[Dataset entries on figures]
☆ ☆ ☆

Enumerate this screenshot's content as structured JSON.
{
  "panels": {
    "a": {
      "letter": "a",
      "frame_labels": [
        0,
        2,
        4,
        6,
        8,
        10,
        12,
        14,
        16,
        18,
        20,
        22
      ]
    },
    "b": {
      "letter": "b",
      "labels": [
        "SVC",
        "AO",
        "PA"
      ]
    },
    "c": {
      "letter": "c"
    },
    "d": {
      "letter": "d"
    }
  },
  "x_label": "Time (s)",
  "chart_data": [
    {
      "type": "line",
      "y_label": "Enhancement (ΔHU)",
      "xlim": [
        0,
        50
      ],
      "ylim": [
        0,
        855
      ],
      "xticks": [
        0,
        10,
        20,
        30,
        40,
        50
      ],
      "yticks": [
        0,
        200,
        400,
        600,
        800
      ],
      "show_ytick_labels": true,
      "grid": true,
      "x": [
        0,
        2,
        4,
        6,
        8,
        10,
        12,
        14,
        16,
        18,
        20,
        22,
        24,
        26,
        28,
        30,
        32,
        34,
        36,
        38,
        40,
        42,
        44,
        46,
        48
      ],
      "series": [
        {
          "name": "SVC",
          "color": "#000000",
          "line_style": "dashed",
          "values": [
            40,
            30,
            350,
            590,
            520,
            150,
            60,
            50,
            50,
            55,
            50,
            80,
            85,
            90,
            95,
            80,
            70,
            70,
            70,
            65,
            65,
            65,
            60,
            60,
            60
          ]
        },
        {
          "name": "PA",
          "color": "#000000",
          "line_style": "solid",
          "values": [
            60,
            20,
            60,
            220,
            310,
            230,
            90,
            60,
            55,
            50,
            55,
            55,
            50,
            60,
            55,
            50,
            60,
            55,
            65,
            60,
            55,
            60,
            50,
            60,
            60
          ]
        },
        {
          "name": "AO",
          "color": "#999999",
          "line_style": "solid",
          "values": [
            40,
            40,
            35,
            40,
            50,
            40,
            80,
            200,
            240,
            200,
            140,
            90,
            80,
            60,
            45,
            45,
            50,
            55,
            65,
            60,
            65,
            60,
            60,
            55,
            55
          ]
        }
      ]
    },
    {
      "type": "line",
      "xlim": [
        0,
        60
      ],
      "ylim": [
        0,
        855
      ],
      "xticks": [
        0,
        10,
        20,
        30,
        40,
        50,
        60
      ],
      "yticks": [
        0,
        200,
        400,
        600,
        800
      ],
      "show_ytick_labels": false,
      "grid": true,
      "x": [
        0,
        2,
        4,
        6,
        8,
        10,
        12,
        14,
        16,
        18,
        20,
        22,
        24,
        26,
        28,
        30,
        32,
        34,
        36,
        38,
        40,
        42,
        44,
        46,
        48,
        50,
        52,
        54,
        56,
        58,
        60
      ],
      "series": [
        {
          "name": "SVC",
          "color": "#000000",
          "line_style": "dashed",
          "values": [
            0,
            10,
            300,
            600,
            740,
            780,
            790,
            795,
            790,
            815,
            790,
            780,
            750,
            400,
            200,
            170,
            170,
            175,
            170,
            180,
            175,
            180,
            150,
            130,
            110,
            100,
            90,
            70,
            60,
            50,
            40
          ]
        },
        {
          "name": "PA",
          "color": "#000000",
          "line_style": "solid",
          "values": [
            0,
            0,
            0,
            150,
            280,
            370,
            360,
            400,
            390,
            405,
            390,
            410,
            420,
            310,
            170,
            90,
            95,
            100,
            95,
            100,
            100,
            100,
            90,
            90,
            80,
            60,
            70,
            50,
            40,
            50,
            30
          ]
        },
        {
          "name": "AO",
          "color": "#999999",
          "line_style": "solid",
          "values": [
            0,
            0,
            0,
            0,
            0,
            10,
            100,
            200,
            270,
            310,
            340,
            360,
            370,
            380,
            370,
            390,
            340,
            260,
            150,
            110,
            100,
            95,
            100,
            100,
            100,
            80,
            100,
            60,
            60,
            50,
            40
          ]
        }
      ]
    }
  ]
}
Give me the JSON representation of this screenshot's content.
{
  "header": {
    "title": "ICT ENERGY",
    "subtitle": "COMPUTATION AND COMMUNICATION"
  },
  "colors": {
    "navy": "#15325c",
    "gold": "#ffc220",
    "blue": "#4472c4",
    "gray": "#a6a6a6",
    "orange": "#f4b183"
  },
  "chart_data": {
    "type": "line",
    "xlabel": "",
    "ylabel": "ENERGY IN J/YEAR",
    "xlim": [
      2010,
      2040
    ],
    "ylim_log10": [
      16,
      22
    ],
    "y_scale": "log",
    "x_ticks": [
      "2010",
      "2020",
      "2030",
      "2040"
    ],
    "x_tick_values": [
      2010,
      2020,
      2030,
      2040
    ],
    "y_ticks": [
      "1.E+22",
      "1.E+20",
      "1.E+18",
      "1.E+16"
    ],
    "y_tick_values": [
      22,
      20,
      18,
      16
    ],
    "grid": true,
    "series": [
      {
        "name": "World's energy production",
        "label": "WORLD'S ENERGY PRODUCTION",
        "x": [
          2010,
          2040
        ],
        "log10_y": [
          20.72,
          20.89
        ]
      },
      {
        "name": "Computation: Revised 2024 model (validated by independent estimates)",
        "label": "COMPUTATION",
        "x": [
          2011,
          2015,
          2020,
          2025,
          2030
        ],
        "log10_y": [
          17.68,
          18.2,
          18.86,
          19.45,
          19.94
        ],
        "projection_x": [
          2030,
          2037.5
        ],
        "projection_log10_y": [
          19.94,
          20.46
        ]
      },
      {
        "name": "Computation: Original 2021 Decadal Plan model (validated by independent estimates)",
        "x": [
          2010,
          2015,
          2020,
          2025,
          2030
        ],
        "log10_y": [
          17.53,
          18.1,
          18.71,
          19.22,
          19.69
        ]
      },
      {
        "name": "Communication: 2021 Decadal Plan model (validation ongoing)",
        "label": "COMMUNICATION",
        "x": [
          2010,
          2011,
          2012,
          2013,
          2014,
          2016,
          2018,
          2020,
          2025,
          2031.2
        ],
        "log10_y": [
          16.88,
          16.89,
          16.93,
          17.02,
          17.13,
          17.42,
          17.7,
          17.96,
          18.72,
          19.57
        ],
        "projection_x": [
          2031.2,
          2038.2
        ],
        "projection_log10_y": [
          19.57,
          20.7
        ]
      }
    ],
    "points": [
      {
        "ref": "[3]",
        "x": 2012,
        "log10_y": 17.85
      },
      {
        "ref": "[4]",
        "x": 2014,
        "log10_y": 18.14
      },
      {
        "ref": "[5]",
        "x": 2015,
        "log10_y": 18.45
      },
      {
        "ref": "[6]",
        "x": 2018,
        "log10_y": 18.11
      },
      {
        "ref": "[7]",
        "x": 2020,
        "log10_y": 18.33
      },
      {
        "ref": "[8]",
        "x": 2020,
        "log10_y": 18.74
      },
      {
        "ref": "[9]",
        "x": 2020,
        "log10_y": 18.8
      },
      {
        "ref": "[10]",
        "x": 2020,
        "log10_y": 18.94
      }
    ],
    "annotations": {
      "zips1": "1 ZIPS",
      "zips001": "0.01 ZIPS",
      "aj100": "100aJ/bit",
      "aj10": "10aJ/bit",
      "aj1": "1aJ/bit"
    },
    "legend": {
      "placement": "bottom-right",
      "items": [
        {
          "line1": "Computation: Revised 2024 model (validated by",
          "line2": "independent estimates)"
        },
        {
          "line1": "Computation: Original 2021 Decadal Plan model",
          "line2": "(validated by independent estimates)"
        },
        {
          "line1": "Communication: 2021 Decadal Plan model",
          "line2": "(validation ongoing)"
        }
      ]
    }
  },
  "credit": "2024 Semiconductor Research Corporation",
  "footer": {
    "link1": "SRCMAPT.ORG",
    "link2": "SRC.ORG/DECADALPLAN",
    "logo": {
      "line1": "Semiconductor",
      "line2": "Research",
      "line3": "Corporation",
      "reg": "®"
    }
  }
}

☆ ☆ ☆

> **Problem to work on**: Which lines of the data include "content"? Copy each of them.

> **Full response**:
Enumerate this screenshot's content as structured JSON.
Give me the JSON representation of this screenshot's content.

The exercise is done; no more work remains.